— The problem —
Copy out all of the data below with no alterations.

— Recorded information —

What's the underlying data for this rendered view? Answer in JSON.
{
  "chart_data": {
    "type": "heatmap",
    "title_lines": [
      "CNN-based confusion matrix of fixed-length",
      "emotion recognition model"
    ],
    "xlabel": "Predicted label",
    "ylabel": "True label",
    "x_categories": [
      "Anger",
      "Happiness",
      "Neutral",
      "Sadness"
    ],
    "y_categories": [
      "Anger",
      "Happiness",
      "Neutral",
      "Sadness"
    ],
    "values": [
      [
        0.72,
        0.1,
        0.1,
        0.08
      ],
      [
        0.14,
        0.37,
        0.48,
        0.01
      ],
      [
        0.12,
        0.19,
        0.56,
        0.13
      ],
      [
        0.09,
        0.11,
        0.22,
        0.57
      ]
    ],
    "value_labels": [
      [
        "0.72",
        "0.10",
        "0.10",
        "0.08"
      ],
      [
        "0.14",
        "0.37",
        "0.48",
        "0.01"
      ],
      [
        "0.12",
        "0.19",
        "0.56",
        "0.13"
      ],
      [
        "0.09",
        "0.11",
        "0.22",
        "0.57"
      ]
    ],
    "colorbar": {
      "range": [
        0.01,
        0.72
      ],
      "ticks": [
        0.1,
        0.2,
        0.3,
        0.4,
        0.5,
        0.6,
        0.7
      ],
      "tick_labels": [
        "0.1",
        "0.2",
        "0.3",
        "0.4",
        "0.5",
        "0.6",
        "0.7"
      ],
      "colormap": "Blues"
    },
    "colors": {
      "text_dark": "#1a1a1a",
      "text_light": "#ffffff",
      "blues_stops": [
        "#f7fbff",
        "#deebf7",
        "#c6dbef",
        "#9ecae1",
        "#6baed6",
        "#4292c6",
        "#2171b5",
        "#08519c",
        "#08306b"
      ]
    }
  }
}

— Solution —
What's the underlying data for this rendered view? Answer in JSON.
{
  "chart_data": {
    "type": "heatmap",
    "title_lines": [
      "CNN-based confusion matrix of fixed-length",
      "emotion recognition model"
    ],
    "xlabel": "Predicted label",
    "ylabel": "True label",
    "x_categories": [
      "Anger",
      "Happiness",
      "Neutral",
      "Sadness"
    ],
    "y_categories": [
      "Anger",
      "Happiness",
      "Neutral",
      "Sadness"
    ],
    "values": [
      [
        0.72,
        0.1,
        0.1,
        0.08
      ],
      [
        0.14,
        0.37,
        0.48,
        0.01
      ],
      [
        0.12,
        0.19,
        0.56,
        0.13
      ],
      [
        0.09,
        0.11,
        0.22,
        0.57
      ]
    ],
    "value_labels": [
      [
        "0.72",
        "0.10",
        "0.10",
        "0.08"
      ],
      [
        "0.14",
        "0.37",
        "0.48",
        "0.01"
      ],
      [
        "0.12",
        "0.19",
        "0.56",
        "0.13"
      ],
      [
        "0.09",
        "0.11",
        "0.22",
        "0.57"
      ]
    ],
    "colorbar": {
      "range": [
        0.01,
        0.72
      ],
      "ticks": [
        0.1,
        0.2,
        0.3,
        0.4,
        0.5,
        0.6,
        0.7
      ],
      "tick_labels": [
        "0.1",
        "0.2",
        "0.3",
        "0.4",
        "0.5",
        "0.6",
        "0.7"
      ],
      "colormap": "Blues"
    },
    "colors": {
      "text_dark": "#1a1a1a",
      "text_light": "#ffffff",
      "blues_stops": [
        "#f7fbff",
        "#deebf7",
        "#c6dbef",
        "#9ecae1",
        "#6baed6",
        "#4292c6",
        "#2171b5",
        "#08519c",
        "#08306b"
      ]
    }
  }
}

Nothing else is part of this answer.